THE TASK:
Pick out the lines containing "REFLECTIVITY".

DATA FOR THIS TASK:
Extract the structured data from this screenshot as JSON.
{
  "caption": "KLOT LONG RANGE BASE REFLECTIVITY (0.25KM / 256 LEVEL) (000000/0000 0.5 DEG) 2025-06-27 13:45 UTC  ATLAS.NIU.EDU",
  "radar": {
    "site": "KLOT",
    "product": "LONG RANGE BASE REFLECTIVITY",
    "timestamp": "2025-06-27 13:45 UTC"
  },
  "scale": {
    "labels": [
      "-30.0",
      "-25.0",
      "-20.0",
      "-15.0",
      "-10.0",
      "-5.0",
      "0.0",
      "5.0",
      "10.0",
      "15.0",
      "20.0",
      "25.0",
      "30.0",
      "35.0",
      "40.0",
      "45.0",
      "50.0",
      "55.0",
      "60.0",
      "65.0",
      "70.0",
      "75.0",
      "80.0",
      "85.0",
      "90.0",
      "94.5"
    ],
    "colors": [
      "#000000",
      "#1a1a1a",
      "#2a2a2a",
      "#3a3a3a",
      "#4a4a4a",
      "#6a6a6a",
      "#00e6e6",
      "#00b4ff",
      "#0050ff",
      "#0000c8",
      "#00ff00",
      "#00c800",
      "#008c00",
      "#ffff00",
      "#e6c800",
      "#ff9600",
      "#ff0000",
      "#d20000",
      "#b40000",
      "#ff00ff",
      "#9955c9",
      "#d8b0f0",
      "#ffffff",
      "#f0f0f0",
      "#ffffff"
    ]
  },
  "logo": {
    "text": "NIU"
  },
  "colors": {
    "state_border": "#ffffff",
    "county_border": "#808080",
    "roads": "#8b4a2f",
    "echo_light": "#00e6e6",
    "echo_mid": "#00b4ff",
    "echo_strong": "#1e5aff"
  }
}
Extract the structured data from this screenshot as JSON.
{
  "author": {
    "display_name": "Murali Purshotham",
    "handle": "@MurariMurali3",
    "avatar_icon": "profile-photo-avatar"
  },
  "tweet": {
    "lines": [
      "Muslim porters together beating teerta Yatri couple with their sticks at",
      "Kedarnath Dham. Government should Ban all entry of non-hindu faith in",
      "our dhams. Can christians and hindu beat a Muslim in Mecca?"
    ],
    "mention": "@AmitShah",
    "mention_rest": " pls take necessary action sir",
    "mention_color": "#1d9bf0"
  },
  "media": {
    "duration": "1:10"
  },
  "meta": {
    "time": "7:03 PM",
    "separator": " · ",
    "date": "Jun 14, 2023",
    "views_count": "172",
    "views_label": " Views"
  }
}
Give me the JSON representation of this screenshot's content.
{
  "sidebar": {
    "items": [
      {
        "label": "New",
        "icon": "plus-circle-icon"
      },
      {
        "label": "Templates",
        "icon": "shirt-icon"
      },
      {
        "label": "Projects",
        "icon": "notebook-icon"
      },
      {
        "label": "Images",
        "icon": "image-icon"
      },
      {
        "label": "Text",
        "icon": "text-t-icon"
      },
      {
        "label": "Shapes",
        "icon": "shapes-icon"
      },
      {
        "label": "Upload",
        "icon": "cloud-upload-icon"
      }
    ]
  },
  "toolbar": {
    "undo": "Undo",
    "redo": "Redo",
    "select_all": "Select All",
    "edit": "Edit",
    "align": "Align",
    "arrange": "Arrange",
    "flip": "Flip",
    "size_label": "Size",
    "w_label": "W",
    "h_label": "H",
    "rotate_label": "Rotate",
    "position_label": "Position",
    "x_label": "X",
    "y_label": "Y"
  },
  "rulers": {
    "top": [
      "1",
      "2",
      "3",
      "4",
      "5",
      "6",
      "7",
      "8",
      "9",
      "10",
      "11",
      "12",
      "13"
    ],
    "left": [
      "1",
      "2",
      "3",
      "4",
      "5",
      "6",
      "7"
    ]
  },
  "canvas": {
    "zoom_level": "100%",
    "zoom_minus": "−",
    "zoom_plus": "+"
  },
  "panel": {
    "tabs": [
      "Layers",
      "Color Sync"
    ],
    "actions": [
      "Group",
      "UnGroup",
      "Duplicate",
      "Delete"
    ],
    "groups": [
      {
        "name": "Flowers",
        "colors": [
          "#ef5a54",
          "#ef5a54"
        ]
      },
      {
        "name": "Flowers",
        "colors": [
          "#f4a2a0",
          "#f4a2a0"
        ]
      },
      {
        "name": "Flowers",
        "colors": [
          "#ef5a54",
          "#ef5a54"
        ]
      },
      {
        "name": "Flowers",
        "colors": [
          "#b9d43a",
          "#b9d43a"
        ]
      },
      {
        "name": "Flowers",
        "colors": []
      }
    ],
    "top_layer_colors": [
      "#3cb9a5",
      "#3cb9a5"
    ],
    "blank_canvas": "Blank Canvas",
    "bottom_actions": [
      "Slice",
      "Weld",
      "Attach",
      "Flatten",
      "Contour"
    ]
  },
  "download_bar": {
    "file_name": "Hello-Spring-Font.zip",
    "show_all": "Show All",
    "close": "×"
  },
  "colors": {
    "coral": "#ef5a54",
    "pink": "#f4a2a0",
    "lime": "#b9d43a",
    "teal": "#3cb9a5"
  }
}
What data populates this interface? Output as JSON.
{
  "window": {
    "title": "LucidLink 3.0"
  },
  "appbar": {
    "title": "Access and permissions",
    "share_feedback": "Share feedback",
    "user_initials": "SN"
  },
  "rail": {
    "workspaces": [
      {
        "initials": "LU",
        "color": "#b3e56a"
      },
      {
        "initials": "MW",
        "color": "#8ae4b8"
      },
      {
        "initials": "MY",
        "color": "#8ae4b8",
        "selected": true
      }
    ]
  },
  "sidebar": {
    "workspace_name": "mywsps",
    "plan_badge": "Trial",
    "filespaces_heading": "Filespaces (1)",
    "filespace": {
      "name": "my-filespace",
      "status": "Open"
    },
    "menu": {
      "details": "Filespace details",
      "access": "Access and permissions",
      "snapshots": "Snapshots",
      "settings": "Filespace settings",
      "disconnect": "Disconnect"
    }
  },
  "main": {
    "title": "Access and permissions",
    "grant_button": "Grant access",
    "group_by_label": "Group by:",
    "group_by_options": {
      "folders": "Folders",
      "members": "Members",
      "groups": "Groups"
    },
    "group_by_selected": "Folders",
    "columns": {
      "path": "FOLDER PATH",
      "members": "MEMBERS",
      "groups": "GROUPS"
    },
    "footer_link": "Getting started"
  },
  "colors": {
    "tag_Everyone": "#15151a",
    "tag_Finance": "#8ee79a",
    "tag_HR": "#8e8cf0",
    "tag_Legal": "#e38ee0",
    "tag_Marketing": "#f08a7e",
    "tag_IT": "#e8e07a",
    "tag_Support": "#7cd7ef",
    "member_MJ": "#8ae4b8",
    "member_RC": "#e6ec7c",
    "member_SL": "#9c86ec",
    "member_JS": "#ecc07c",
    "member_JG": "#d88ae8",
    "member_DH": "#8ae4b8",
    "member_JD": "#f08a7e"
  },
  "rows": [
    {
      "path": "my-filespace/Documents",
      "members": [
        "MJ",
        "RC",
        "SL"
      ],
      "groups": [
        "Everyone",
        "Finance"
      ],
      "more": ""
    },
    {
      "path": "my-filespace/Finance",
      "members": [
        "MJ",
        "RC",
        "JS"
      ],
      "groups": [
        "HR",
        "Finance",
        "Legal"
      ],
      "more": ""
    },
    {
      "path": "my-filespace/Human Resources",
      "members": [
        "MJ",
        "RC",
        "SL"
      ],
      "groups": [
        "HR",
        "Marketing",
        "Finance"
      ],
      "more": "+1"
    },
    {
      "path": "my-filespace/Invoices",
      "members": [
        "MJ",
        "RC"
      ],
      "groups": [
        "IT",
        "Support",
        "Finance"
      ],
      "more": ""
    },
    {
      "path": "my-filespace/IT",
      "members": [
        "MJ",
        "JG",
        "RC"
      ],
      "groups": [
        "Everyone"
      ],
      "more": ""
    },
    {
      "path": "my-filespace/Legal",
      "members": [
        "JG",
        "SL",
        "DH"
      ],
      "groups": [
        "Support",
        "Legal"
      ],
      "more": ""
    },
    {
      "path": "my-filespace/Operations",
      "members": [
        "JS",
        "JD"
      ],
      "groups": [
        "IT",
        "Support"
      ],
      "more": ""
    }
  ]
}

EXERCISE RESPONSE:
  "caption": "KLOT LONG RANGE BASE REFLECTIVITY (0.25KM / 256 LEVEL) (000000/0000 0.5 DEG) 2025-06-27 13:45 UTC  ATLAS.NIU.EDU",
    "product": "LONG RANGE BASE REFLECTIVITY",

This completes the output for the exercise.